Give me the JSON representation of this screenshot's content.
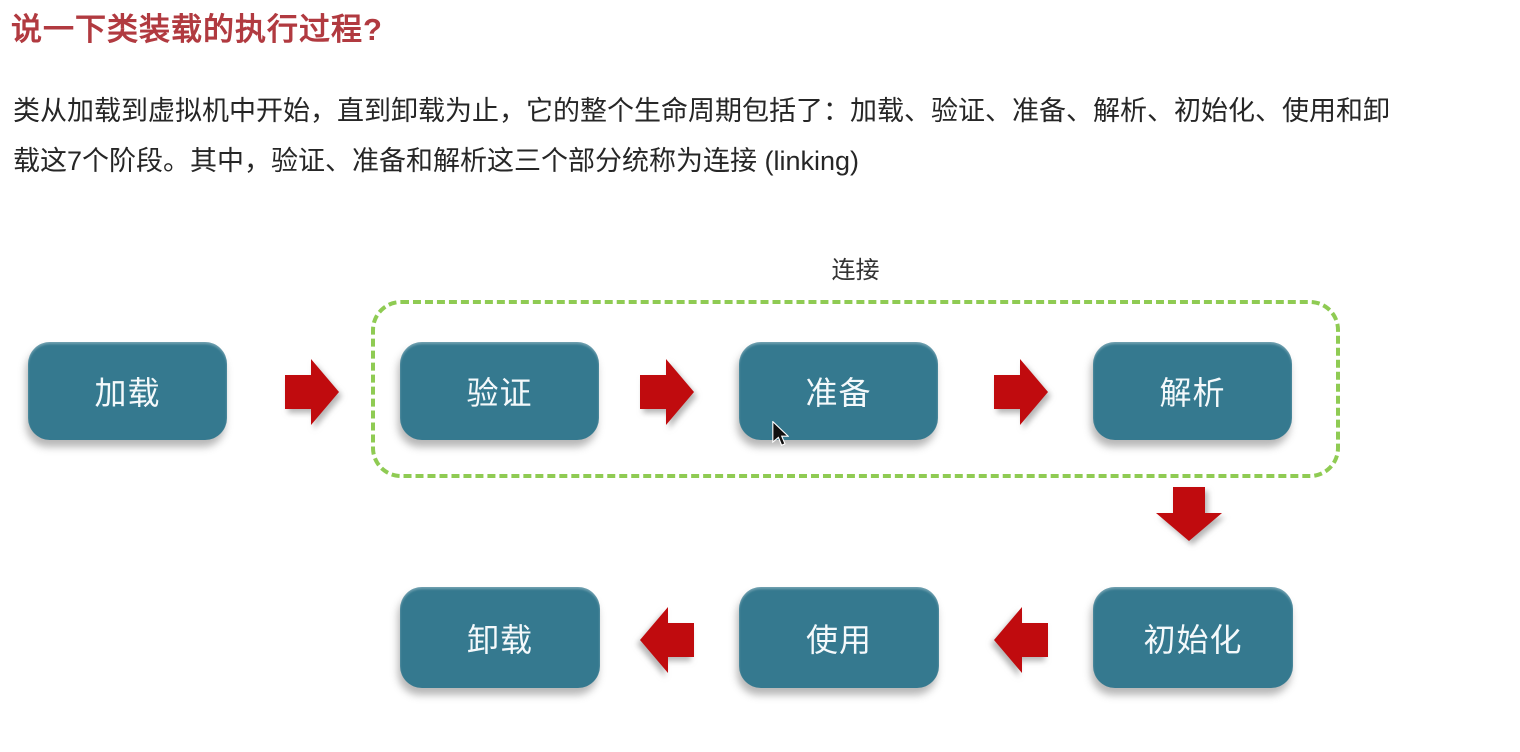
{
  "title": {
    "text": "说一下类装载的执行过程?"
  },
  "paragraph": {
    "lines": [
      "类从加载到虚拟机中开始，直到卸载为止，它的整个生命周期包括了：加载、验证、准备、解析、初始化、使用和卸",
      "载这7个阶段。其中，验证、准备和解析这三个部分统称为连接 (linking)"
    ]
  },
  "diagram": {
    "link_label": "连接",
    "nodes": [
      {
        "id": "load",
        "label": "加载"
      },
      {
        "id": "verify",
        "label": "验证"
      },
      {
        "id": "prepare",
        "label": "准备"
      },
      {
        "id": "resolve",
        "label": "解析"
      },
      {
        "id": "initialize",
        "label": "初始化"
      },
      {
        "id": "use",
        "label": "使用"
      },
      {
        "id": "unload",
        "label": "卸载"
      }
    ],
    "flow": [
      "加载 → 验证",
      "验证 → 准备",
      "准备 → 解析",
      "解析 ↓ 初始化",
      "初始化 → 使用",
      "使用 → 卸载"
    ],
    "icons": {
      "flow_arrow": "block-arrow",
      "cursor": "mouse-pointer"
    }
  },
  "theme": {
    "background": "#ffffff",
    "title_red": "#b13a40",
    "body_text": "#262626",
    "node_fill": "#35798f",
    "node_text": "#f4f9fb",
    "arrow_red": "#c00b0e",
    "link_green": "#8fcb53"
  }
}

....

**GOAL:**
Give the entries again word for word, but skip the pictures.

**TASK RESULT:**
Give me the JSON representation of this screenshot's content.
{
  "title": {
    "text": "说一下类装载的执行过程?"
  },
  "paragraph": {
    "lines": [
      "类从加载到虚拟机中开始，直到卸载为止，它的整个生命周期包括了：加载、验证、准备、解析、初始化、使用和卸",
      "载这7个阶段。其中，验证、准备和解析这三个部分统称为连接 (linking)"
    ]
  },
  "diagram": {
    "link_label": "连接",
    "nodes": [
      {
        "id": "load",
        "label": "加载"
      },
      {
        "id": "verify",
        "label": "验证"
      },
      {
        "id": "prepare",
        "label": "准备"
      },
      {
        "id": "resolve",
        "label": "解析"
      },
      {
        "id": "initialize",
        "label": "初始化"
      },
      {
        "id": "use",
        "label": "使用"
      },
      {
        "id": "unload",
        "label": "卸载"
      }
    ],
    "flow": [
      "加载 → 验证",
      "验证 → 准备",
      "准备 → 解析",
      "解析 ↓ 初始化",
      "初始化 → 使用",
      "使用 → 卸载"
    ],
    "icons": {
      "flow_arrow": "block-arrow",
      "cursor": "mouse-pointer"
    }
  },
  "theme": {
    "background": "#ffffff",
    "title_red": "#b13a40",
    "body_text": "#262626",
    "node_fill": "#35798f",
    "node_text": "#f4f9fb",
    "arrow_red": "#c00b0e",
    "link_green": "#8fcb53"
  }
}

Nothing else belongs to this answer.